┏━━

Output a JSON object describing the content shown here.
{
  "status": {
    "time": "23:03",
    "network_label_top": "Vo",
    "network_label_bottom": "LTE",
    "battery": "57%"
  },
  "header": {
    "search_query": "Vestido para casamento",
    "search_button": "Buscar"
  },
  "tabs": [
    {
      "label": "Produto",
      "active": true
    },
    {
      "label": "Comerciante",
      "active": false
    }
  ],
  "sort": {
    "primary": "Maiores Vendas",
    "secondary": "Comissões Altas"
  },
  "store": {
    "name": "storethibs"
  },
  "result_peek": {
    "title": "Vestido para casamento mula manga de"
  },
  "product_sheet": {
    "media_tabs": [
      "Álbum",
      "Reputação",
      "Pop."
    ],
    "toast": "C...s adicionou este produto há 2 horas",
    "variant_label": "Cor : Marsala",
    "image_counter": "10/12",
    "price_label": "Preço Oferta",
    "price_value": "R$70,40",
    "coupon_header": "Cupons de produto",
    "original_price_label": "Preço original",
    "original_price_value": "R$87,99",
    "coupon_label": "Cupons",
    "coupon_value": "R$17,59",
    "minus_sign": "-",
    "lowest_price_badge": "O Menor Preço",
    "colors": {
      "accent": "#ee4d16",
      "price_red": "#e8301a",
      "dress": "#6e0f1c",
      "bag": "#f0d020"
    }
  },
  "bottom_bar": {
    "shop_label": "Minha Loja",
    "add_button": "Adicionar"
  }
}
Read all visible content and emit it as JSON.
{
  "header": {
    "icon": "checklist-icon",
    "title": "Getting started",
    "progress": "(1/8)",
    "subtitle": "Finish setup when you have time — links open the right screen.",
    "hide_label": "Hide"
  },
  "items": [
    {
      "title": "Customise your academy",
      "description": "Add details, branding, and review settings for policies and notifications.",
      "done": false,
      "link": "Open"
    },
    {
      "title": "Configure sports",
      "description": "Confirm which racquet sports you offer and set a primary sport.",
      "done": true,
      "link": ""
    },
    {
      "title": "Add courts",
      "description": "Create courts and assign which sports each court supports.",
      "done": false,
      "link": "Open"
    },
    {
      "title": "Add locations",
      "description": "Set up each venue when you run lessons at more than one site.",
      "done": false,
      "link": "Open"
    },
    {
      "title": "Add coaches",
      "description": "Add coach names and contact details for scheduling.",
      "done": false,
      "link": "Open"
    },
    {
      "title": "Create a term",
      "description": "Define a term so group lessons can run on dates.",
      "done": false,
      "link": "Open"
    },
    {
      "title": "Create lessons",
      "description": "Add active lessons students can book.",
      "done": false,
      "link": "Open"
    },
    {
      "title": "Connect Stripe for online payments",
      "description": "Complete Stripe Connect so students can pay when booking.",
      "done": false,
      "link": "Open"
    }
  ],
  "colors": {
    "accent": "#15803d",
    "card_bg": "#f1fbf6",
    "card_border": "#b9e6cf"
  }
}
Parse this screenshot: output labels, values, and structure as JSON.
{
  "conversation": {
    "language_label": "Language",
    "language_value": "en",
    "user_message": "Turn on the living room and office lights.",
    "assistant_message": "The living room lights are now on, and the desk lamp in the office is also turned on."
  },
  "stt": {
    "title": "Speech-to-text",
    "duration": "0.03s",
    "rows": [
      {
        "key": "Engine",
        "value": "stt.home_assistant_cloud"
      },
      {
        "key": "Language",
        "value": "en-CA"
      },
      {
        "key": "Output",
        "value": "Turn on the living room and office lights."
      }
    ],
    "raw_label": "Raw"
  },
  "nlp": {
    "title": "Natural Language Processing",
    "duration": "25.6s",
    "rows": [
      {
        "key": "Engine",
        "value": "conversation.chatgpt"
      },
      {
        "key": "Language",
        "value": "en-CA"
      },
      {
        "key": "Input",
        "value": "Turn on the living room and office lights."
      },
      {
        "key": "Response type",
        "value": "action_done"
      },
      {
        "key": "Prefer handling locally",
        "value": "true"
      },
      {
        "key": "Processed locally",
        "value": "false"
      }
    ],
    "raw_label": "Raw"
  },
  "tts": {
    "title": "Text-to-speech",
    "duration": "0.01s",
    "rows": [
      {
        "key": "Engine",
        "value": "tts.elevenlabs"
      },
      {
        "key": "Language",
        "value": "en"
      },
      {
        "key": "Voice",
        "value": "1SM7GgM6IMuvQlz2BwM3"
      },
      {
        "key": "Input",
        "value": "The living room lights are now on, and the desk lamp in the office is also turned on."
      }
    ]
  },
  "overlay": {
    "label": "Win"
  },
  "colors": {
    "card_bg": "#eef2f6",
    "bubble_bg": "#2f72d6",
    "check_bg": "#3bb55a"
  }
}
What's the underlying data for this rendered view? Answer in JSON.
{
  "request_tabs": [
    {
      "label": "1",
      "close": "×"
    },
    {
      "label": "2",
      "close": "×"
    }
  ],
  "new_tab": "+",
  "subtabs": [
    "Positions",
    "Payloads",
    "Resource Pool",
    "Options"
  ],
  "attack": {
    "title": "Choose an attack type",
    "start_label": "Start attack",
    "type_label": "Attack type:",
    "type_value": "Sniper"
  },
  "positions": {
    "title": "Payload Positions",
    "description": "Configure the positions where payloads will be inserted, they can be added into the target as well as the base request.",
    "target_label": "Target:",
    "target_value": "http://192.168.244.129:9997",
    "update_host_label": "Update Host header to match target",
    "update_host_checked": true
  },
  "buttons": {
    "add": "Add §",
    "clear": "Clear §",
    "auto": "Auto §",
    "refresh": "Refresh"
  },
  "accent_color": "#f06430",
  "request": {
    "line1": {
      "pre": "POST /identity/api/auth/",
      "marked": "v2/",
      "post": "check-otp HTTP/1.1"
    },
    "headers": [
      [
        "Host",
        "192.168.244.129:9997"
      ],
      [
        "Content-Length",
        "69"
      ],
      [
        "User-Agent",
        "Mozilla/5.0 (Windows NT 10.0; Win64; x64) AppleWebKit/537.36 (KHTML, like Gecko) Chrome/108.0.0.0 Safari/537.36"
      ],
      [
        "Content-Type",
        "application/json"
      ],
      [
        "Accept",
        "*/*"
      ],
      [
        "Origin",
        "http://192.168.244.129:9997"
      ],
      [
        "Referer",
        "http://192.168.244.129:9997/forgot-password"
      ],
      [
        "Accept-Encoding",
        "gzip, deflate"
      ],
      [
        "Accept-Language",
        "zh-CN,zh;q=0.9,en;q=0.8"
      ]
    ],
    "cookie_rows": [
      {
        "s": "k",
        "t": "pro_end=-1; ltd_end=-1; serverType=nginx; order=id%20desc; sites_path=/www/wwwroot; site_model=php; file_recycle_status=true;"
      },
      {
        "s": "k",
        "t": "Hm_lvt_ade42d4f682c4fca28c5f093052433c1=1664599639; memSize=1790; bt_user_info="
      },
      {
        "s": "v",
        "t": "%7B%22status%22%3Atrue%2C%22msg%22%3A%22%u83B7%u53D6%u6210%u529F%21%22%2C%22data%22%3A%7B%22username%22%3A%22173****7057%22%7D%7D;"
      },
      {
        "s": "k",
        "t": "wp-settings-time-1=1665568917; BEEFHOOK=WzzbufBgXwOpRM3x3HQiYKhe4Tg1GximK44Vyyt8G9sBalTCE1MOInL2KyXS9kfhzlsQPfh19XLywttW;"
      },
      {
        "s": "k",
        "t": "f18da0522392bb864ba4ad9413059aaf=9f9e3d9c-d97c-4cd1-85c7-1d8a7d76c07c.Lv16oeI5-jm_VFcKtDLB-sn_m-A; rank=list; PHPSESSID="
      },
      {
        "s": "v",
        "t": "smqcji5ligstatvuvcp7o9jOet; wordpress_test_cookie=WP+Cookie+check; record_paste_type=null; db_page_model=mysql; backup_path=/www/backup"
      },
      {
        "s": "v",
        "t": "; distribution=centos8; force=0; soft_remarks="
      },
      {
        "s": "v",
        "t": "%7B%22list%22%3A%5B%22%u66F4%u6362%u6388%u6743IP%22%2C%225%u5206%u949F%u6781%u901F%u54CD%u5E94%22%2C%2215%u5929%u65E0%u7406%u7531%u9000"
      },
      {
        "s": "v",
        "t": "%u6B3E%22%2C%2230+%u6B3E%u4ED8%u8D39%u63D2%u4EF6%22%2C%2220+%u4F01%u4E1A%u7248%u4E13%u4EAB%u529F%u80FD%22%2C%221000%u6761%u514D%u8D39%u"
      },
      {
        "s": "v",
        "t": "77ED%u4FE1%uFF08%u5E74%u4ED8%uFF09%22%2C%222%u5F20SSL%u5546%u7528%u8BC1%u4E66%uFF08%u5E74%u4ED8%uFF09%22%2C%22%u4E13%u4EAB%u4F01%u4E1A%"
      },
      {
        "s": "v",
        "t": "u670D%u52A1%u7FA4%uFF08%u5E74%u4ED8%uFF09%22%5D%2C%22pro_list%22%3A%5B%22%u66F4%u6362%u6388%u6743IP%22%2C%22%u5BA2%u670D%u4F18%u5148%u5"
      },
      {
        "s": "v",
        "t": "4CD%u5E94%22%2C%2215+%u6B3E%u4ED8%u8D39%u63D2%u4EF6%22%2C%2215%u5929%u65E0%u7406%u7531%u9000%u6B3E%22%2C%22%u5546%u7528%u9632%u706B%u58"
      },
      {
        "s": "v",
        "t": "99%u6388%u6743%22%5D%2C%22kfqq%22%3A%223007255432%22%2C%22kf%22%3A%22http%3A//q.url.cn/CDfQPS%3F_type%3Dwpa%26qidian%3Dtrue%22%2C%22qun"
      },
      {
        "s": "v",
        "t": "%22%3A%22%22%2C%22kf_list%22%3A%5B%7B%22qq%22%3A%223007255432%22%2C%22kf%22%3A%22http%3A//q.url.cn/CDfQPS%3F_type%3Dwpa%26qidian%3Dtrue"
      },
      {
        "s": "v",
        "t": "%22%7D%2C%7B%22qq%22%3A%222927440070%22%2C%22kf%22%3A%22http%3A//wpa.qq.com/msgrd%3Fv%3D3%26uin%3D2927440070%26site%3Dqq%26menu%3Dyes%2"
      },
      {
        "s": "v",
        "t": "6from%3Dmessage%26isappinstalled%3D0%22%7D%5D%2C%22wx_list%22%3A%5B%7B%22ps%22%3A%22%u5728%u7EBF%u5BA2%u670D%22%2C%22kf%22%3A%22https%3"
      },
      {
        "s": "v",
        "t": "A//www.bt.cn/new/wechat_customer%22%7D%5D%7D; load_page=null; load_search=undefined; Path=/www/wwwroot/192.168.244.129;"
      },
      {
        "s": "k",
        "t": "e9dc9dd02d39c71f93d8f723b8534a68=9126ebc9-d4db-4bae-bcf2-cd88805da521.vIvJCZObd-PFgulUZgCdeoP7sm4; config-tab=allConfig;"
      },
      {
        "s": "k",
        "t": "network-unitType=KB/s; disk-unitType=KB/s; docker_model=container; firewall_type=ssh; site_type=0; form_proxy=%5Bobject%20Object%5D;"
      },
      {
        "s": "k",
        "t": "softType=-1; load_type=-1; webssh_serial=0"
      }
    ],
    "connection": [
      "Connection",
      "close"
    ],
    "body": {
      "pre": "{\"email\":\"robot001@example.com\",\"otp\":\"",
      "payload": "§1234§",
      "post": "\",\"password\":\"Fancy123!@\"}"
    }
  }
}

┗━━

Copy every line above in which the string "para" shows up.

OUTPUT:
    "search_query": "Vestido para casamento",
    "title": "Vestido para casamento mula manga de"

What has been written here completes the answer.